'''

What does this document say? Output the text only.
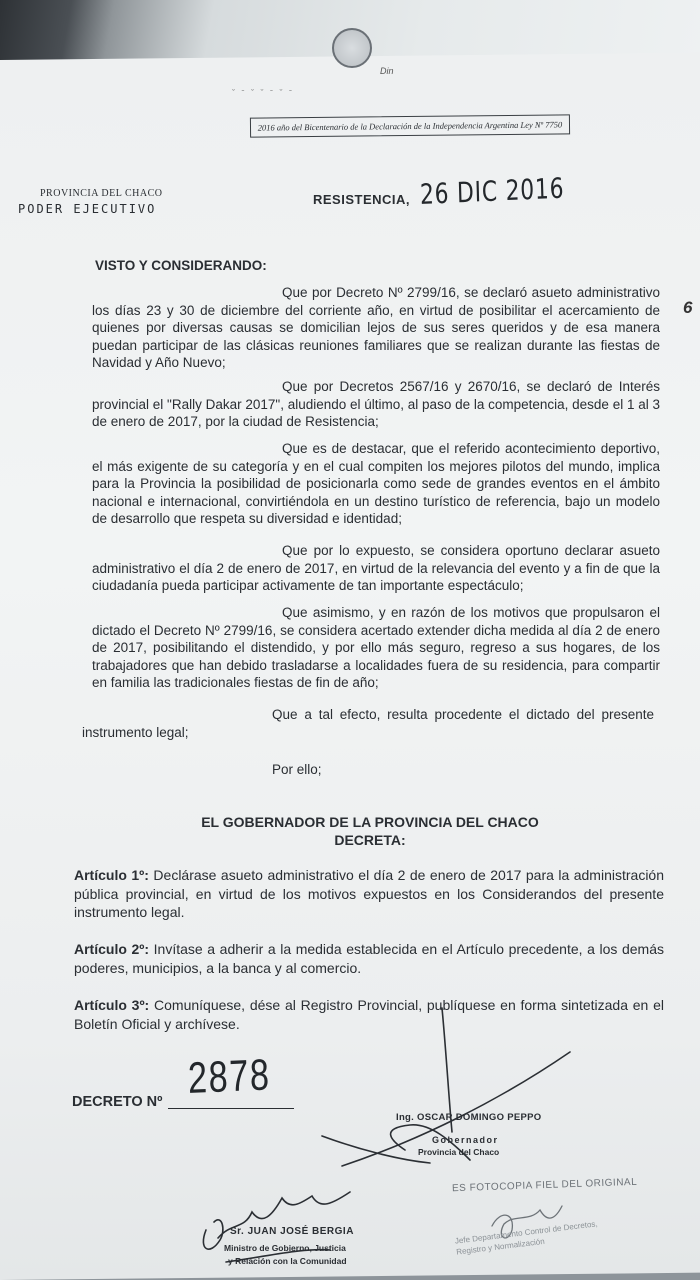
Din
ˇ ˉ ˇ ˇ ˉ ˇ ˉ
2016 año del Bicentenario de la Declaración de la Independencia Argentina Ley Nº 7750
PROVINCIA DEL CHACO
PODER EJECUTIVO
RESISTENCIA, 26 DIC 2016
VISTO Y CONSIDERANDO:
6
Que por Decreto Nº 2799/16, se declaró asueto administrativo los días 23 y 30 de diciembre del corriente año, en virtud de posibilitar el acercamiento de quienes por diversas causas se domicilian lejos de sus seres queridos y de esa manera puedan participar de las clásicas reuniones familiares que se realizan durante las fiestas de Navidad y Año Nuevo;
Que por Decretos 2567/16 y 2670/16, se declaró de Interés provincial el "Rally Dakar 2017", aludiendo el último, al paso de la competencia, desde el 1 al 3 de enero de 2017, por la ciudad de Resistencia;
Que es de destacar, que el referido acontecimiento deportivo, el más exigente de su categoría y en el cual compiten los mejores pilotos del mundo, implica para la Provincia la posibilidad de posicionarla como sede de grandes eventos en el ámbito nacional e internacional, convirtiéndola en un destino turístico de referencia, bajo un modelo de desarrollo que respeta su diversidad e identidad;
Que por lo expuesto, se considera oportuno declarar asueto administrativo el día 2 de enero de 2017, en virtud de la relevancia del evento y a fin de que la ciudadanía pueda participar activamente de tan importante espectáculo;
Que asimismo, y en razón de los motivos que propulsaron el dictado el Decreto Nº 2799/16, se considera acertado extender dicha medida al día 2 de enero de 2017, posibilitando el distendido, y por ello más seguro, regreso a sus hogares, de los trabajadores que han debido trasladarse a localidades fuera de su residencia, para compartir en familia las tradicionales fiestas de fin de año;
Que a tal efecto, resulta procedente el dictado del presente instrumento legal;
Por ello;
EL GOBERNADOR DE LA PROVINCIA DEL CHACO
DECRETA:
Artículo 1º: Declárase asueto administrativo el día 2 de enero de 2017 para la administración pública provincial, en virtud de los motivos expuestos en los Considerandos del presente instrumento legal.
Artículo 2º: Invítase a adherir a la medida establecida en el Artículo precedente, a los demás poderes, municipios, a la banca y al comercio.
Artículo 3º: Comuníquese, dése al Registro Provincial, publíquese en forma sintetizada en el Boletín Oficial y archívese.
DECRETO Nº 2878
Ing. OSCAR DOMINGO PEPPO
Gobernador
Provincia del Chaco
ES FOTOCOPIA FIEL DEL ORIGINAL
Jefe Departamento Control de Decretos, Registro y Normalización
Sr. JUAN JOSÉ BERGIA
Ministro de Gobierno, Justicia
y Relación con la Comunidad
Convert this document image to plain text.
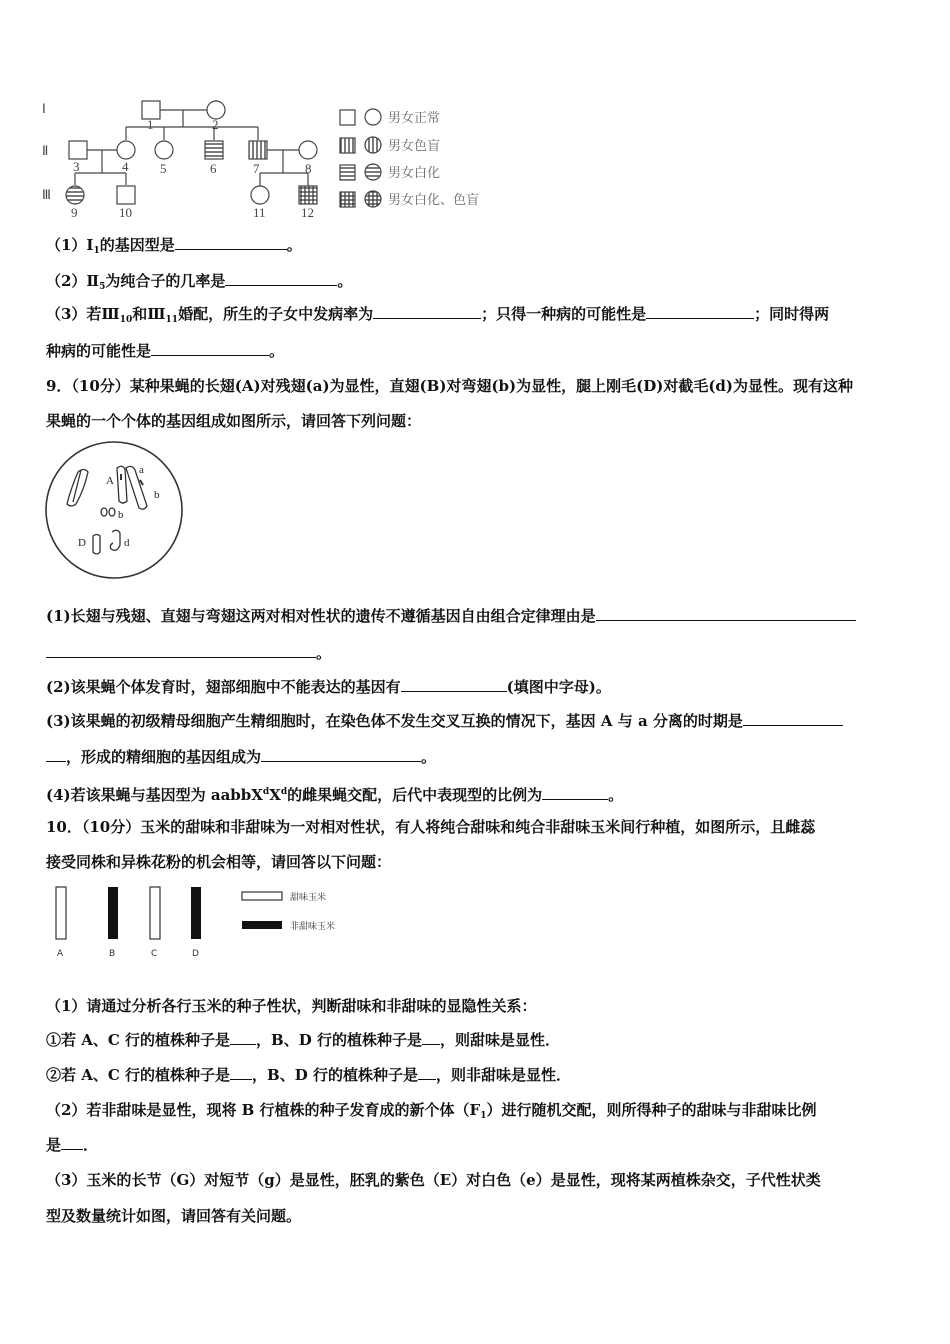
Ⅰ
Ⅱ
Ⅲ
1	2
3	4 5	6	7	8
9	10	11	12
男女正常
男女色盲
男女白化
男女白化、色盲
$(1)Ⅰ_1$的基因型是	。
$(2)Ⅱ_5$为纯合子的几率是	。
（3）若$Ⅲ_{10}$和$Ⅲ_{11}$婚配，所生的子女中发病率为	；只得一种病的可能性是	；同时得两
种病的可能性是	。
9．（10分）某种果蝇的长翅(A)对残翅(a)为显性，直翅(B)对弯翅(b)为显性，腿上刚毛(D)对截毛(d)为显性。现有这种
果蝇的一个个体的基因组成如图所示，请回答下列问题：
A
a
b
b
D	d
(1)长翅与残翅、直翅与弯翅这两对相对性状的遗传不遵循基因自由组合定律理由是
。
(2)该果蝇个体发育时，翅部细胞中不能表达的基因有	(填图中字母)。
(3)该果蝇的初级精母细胞产生精细胞时，在染色体不发生交叉互换的情况下，基因 A 与 a 分离的时期是
，形成的精细胞的基因组成为	。
(4)若该果蝇与基因型为 $aabbX^dX^d$的雌果蝇交配，后代中表现型的比例为	。
10．（10分）玉米的甜味和非甜味为一对相对性状，有人将纯合甜味和纯合非甜味玉米间行种植，如图所示，且雌蕊
接受同株和异株花粉的机会相等，请回答以下问题：
A	B	C	D
甜味玉米
非甜味玉米
（1）请通过分析各行玉米的种子性状，判断甜味和非甜味的显隐性关系：
①若 A、C 行的植株种子是 ，B、D 行的植株种子是 ，则甜味是显性．
②若 A、C 行的植株种子是 ，B、D 行的植株种子是 ，则非甜味是显性．
（2）若非甜味是显性，现将 B 行植株的种子发育成的新个体$(F_1)$进行随机交配，则所得种子的甜味与非甜味比例
是 ．
（3）玉米的长节（G）对短节（g）是显性，胚乳的紫色（E）对白色（e）是显性，现将某两植株杂交，子代性状类
型及数量统计如图，请回答有关问题。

'''

PROBLEM TO WORK ON ▸ Select and copy every line of the material that holds the string "presente".

RESULT FOR THIS TASK ▸
Que a tal efecto, resulta procedente el dictado del presente instrumento legal;
Artículo 1º: Declárase asueto administrativo el día 2 de enero de 2017 para la administración pública provincial, en virtud de los motivos expuestos en los Considerandos del presente instrumento legal.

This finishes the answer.